» **Given request**:
Copy all the material that follows, keeping every character the same.

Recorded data
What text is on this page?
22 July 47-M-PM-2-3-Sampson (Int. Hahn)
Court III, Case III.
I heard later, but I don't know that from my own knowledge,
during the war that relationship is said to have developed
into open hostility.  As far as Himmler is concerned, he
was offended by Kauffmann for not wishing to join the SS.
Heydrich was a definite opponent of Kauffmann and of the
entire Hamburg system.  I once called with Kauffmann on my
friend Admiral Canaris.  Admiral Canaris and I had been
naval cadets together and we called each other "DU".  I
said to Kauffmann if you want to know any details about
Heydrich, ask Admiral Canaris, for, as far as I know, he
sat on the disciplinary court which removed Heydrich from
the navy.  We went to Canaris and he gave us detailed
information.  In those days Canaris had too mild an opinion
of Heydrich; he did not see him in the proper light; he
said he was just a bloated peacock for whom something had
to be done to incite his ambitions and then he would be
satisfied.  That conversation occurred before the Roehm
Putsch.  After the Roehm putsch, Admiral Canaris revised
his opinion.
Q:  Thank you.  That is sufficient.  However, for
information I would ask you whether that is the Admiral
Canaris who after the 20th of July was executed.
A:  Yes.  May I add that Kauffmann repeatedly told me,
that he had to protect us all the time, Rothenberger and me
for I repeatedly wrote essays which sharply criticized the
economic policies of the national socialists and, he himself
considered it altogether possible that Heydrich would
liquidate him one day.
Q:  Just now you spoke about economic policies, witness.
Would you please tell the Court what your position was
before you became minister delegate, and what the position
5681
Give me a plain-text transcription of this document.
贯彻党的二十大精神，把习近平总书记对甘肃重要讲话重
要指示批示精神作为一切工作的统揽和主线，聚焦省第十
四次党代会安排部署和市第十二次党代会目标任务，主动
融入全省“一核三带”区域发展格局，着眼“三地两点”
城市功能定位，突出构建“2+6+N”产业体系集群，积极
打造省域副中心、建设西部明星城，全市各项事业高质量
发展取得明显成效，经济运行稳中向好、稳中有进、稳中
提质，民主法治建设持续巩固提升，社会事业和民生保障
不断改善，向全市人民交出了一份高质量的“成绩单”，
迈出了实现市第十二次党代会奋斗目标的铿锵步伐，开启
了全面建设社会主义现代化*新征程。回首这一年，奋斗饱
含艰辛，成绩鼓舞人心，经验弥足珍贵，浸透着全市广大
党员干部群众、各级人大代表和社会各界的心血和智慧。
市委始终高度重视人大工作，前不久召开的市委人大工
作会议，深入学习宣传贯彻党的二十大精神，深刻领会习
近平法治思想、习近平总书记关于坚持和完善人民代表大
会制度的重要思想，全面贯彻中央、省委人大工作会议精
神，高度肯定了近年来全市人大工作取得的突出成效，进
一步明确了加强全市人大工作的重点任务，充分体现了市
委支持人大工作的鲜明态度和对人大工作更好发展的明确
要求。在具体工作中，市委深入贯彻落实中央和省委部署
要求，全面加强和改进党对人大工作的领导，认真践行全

» **Task response**:
What text is on this page?
22 July 47-M-PM-2-3-Sampson (Int. Hahn)
Court III, Case III.
I heard later, but I don't know that from my own knowledge,
during the war that relationship is said to have developed
into open hostility.  As far as Himmler is concerned, he
was offended by Kauffmann for not wishing to join the SS.
Heydrich was a definite opponent of Kauffmann and of the
entire Hamburg system.  I once called with Kauffmann on my
friend Admiral Canaris.  Admiral Canaris and I had been
naval cadets together and we called each other "DU".  I
said to Kauffmann if you want to know any details about
Heydrich, ask Admiral Canaris, for, as far as I know, he
sat on the disciplinary court which removed Heydrich from
the navy.  We went to Canaris and he gave us detailed
information.  In those days Canaris had too mild an opinion
of Heydrich; he did not see him in the proper light; he
said he was just a bloated peacock for whom something had
to be done to incite his ambitions and then he would be
satisfied.  That conversation occurred before the Roehm
Putsch.  After the Roehm putsch, Admiral Canaris revised
his opinion.
Q:  Thank you.  That is sufficient.  However, for
information I would ask you whether that is the Admiral
Canaris who after the 20th of July was executed.
A:  Yes.  May I add that Kauffmann repeatedly told me,
that he had to protect us all the time, Rothenberger and me
for I repeatedly wrote essays which sharply criticized the
economic policies of the national socialists and, he himself
considered it altogether possible that Heydrich would
liquidate him one day.
Q:  Just now you spoke about economic policies, witness.
Would you please tell the Court what your position was
before you became minister delegate, and what the position
5681
Give me a plain-text transcription of this document.
贯彻党的二十大精神，把习近平总书记对甘肃重要讲话重
要指示批示精神作为一切工作的统揽和主线，聚焦省第十
四次党代会安排部署和市第十二次党代会目标任务，主动
融入全省“一核三带”区域发展格局，着眼“三地两点”
城市功能定位，突出构建“2+6+N”产业体系集群，积极
打造省域副中心、建设西部明星城，全市各项事业高质量
发展取得明显成效，经济运行稳中向好、稳中有进、稳中
提质，民主法治建设持续巩固提升，社会事业和民生保障
不断改善，向全市人民交出了一份高质量的“成绩单”，
迈出了实现市第十二次党代会奋斗目标的铿锵步伐，开启
了全面建设社会主义现代化*新征程。回首这一年，奋斗饱
含艰辛，成绩鼓舞人心，经验弥足珍贵，浸透着全市广大
党员干部群众、各级人大代表和社会各界的心血和智慧。
市委始终高度重视人大工作，前不久召开的市委人大工
作会议，深入学习宣传贯彻党的二十大精神，深刻领会习
近平法治思想、习近平总书记关于坚持和完善人民代表大
会制度的重要思想，全面贯彻中央、省委人大工作会议精
神，高度肯定了近年来全市人大工作取得的突出成效，进
一步明确了加强全市人大工作的重点任务，充分体现了市
委支持人大工作的鲜明态度和对人大工作更好发展的明确
要求。在具体工作中，市委深入贯彻落实中央和省委部署
要求，全面加强和改进党对人大工作的领导，认真践行全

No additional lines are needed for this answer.